* _Input_

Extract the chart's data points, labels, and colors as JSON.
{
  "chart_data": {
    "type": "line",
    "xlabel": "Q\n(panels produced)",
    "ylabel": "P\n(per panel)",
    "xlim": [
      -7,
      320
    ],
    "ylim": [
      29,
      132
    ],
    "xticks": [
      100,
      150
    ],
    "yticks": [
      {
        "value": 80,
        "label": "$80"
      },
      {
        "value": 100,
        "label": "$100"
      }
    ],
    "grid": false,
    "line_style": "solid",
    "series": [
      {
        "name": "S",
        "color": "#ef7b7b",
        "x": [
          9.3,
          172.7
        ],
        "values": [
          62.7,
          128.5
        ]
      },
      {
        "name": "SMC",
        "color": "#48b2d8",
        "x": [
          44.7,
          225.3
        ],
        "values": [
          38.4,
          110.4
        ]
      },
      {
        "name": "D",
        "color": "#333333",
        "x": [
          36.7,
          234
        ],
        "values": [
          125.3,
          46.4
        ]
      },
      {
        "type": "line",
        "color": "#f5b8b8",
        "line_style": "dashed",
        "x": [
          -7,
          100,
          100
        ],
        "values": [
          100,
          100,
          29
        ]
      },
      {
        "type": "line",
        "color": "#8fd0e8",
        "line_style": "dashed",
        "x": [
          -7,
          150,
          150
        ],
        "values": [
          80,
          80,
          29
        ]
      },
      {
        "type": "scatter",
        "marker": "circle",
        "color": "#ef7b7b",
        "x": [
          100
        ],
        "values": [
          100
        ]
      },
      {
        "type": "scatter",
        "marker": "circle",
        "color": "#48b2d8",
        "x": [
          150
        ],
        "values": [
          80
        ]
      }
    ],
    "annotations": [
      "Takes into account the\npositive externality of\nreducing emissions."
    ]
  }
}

* _Problem description_
Emit the full listing verbatim.

* _Solution below_
Extract the chart's data points, labels, and colors as JSON.
{
  "chart_data": {
    "type": "line",
    "xlabel": "Q\n(panels produced)",
    "ylabel": "P\n(per panel)",
    "xlim": [
      -7,
      320
    ],
    "ylim": [
      29,
      132
    ],
    "xticks": [
      100,
      150
    ],
    "yticks": [
      {
        "value": 80,
        "label": "$80"
      },
      {
        "value": 100,
        "label": "$100"
      }
    ],
    "grid": false,
    "line_style": "solid",
    "series": [
      {
        "name": "S",
        "color": "#ef7b7b",
        "x": [
          9.3,
          172.7
        ],
        "values": [
          62.7,
          128.5
        ]
      },
      {
        "name": "SMC",
        "color": "#48b2d8",
        "x": [
          44.7,
          225.3
        ],
        "values": [
          38.4,
          110.4
        ]
      },
      {
        "name": "D",
        "color": "#333333",
        "x": [
          36.7,
          234
        ],
        "values": [
          125.3,
          46.4
        ]
      },
      {
        "type": "line",
        "color": "#f5b8b8",
        "line_style": "dashed",
        "x": [
          -7,
          100,
          100
        ],
        "values": [
          100,
          100,
          29
        ]
      },
      {
        "type": "line",
        "color": "#8fd0e8",
        "line_style": "dashed",
        "x": [
          -7,
          150,
          150
        ],
        "values": [
          80,
          80,
          29
        ]
      },
      {
        "type": "scatter",
        "marker": "circle",
        "color": "#ef7b7b",
        "x": [
          100
        ],
        "values": [
          100
        ]
      },
      {
        "type": "scatter",
        "marker": "circle",
        "color": "#48b2d8",
        "x": [
          150
        ],
        "values": [
          80
        ]
      }
    ],
    "annotations": [
      "Takes into account the\npositive externality of\nreducing emissions."
    ]
  }
}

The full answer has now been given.